Records for the task:
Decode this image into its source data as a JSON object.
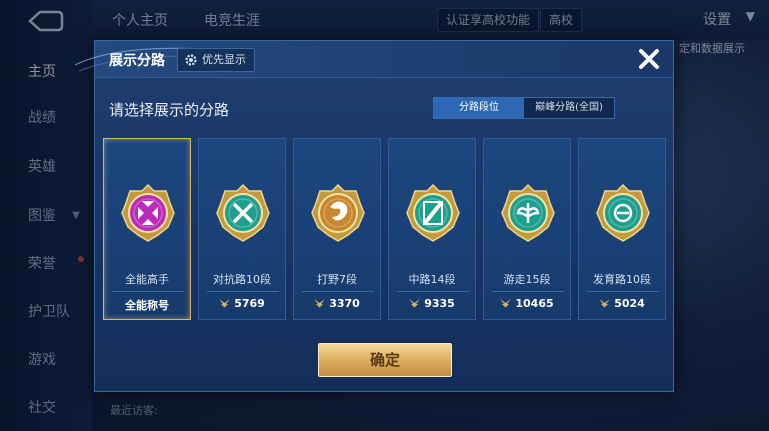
{
  "background": {
    "sidebar_items": [
      {
        "label": "主页",
        "active": true
      },
      {
        "label": "战绩"
      },
      {
        "label": "英雄"
      },
      {
        "label": "图鉴"
      },
      {
        "label": "荣誉"
      },
      {
        "label": "护卫队"
      },
      {
        "label": "游戏"
      },
      {
        "label": "社交"
      }
    ],
    "top_tabs": [
      "个人主页",
      "电竞生涯"
    ],
    "top_chip_1": "认证享高校功能",
    "top_chip_2": "高校",
    "settings_label": "设置",
    "right_edge_text": "定和数据展示",
    "bottom_text": "最近访客:"
  },
  "modal": {
    "title": "展示分路",
    "priority_label": "优先显示",
    "subtitle": "请选择展示的分路",
    "segments": [
      {
        "label": "分路段位",
        "active": true
      },
      {
        "label": "巅峰分路(全国)",
        "active": false
      }
    ],
    "cards": [
      {
        "name": "全能高手",
        "value": "全能称号",
        "selected": true,
        "emblem_color": "#b92bb8",
        "emblem": "omni-emblem",
        "show_value_icon": false
      },
      {
        "name": "对抗路10段",
        "value": "5769",
        "selected": false,
        "emblem_color": "#1c9f8e",
        "emblem": "clash-lane-emblem",
        "show_value_icon": true
      },
      {
        "name": "打野7段",
        "value": "3370",
        "selected": false,
        "emblem_color": "#c9862c",
        "emblem": "jungle-emblem",
        "show_value_icon": true
      },
      {
        "name": "中路14段",
        "value": "9335",
        "selected": false,
        "emblem_color": "#1c9f8e",
        "emblem": "mid-lane-emblem",
        "show_value_icon": true
      },
      {
        "name": "游走15段",
        "value": "10465",
        "selected": false,
        "emblem_color": "#1c9f8e",
        "emblem": "roam-emblem",
        "show_value_icon": true
      },
      {
        "name": "发育路10段",
        "value": "5024",
        "selected": false,
        "emblem_color": "#1c9f8e",
        "emblem": "farm-lane-emblem",
        "show_value_icon": true
      }
    ],
    "confirm_label": "确定"
  }
}
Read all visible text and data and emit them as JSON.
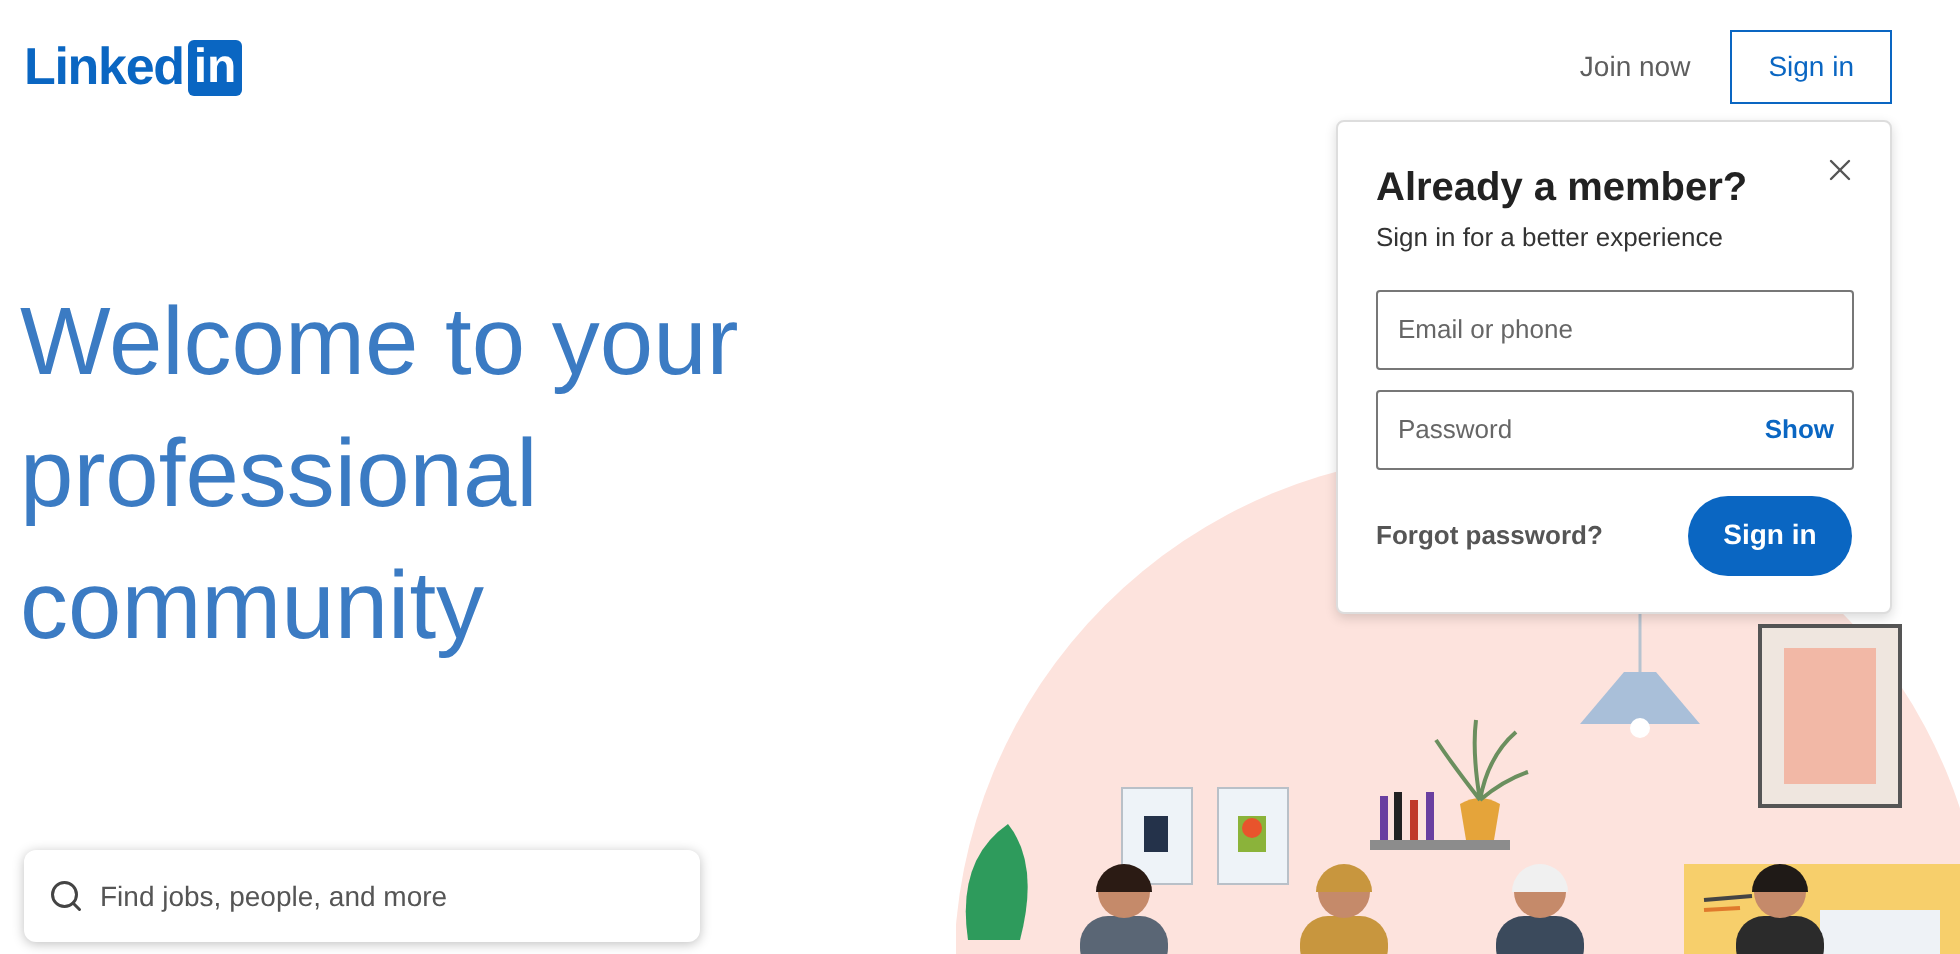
{
  "logo": {
    "text": "Linked",
    "badge": "in"
  },
  "nav": {
    "join": "Join now",
    "sign_in": "Sign in"
  },
  "hero": {
    "title": "Welcome to your professional community"
  },
  "search": {
    "placeholder": "Find jobs, people, and more"
  },
  "popup": {
    "title": "Already a member?",
    "subtitle": "Sign in for a better experience",
    "email_placeholder": "Email or phone",
    "password_placeholder": "Password",
    "show": "Show",
    "forgot": "Forgot password?",
    "submit": "Sign in"
  }
}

Challenge: Each record above must be returned exactly as written, with its pictures omitted.

Output below:
Decode this image into its source data as a JSON object.
{
  "background": {
    "sidebar_items": [
      {
        "label": "主页",
        "active": true
      },
      {
        "label": "战绩"
      },
      {
        "label": "英雄"
      },
      {
        "label": "图鉴"
      },
      {
        "label": "荣誉"
      },
      {
        "label": "护卫队"
      },
      {
        "label": "游戏"
      },
      {
        "label": "社交"
      }
    ],
    "top_tabs": [
      "个人主页",
      "电竞生涯"
    ],
    "top_chip_1": "认证享高校功能",
    "top_chip_2": "高校",
    "settings_label": "设置",
    "right_edge_text": "定和数据展示",
    "bottom_text": "最近访客:"
  },
  "modal": {
    "title": "展示分路",
    "priority_label": "优先显示",
    "subtitle": "请选择展示的分路",
    "segments": [
      {
        "label": "分路段位",
        "active": true
      },
      {
        "label": "巅峰分路(全国)",
        "active": false
      }
    ],
    "cards": [
      {
        "name": "全能高手",
        "value": "全能称号",
        "selected": true,
        "emblem_color": "#b92bb8",
        "emblem": "omni-emblem",
        "show_value_icon": false
      },
      {
        "name": "对抗路10段",
        "value": "5769",
        "selected": false,
        "emblem_color": "#1c9f8e",
        "emblem": "clash-lane-emblem",
        "show_value_icon": true
      },
      {
        "name": "打野7段",
        "value": "3370",
        "selected": false,
        "emblem_color": "#c9862c",
        "emblem": "jungle-emblem",
        "show_value_icon": true
      },
      {
        "name": "中路14段",
        "value": "9335",
        "selected": false,
        "emblem_color": "#1c9f8e",
        "emblem": "mid-lane-emblem",
        "show_value_icon": true
      },
      {
        "name": "游走15段",
        "value": "10465",
        "selected": false,
        "emblem_color": "#1c9f8e",
        "emblem": "roam-emblem",
        "show_value_icon": true
      },
      {
        "name": "发育路10段",
        "value": "5024",
        "selected": false,
        "emblem_color": "#1c9f8e",
        "emblem": "farm-lane-emblem",
        "show_value_icon": true
      }
    ],
    "confirm_label": "确定"
  }
}
Read all visible text and data and emit them as JSON.
{
  "logo": {
    "text": "Linked",
    "badge": "in"
  },
  "nav": {
    "join": "Join now",
    "sign_in": "Sign in"
  },
  "hero": {
    "title": "Welcome to your professional community"
  },
  "search": {
    "placeholder": "Find jobs, people, and more"
  },
  "popup": {
    "title": "Already a member?",
    "subtitle": "Sign in for a better experience",
    "email_placeholder": "Email or phone",
    "password_placeholder": "Password",
    "show": "Show",
    "forgot": "Forgot password?",
    "submit": "Sign in"
  }
}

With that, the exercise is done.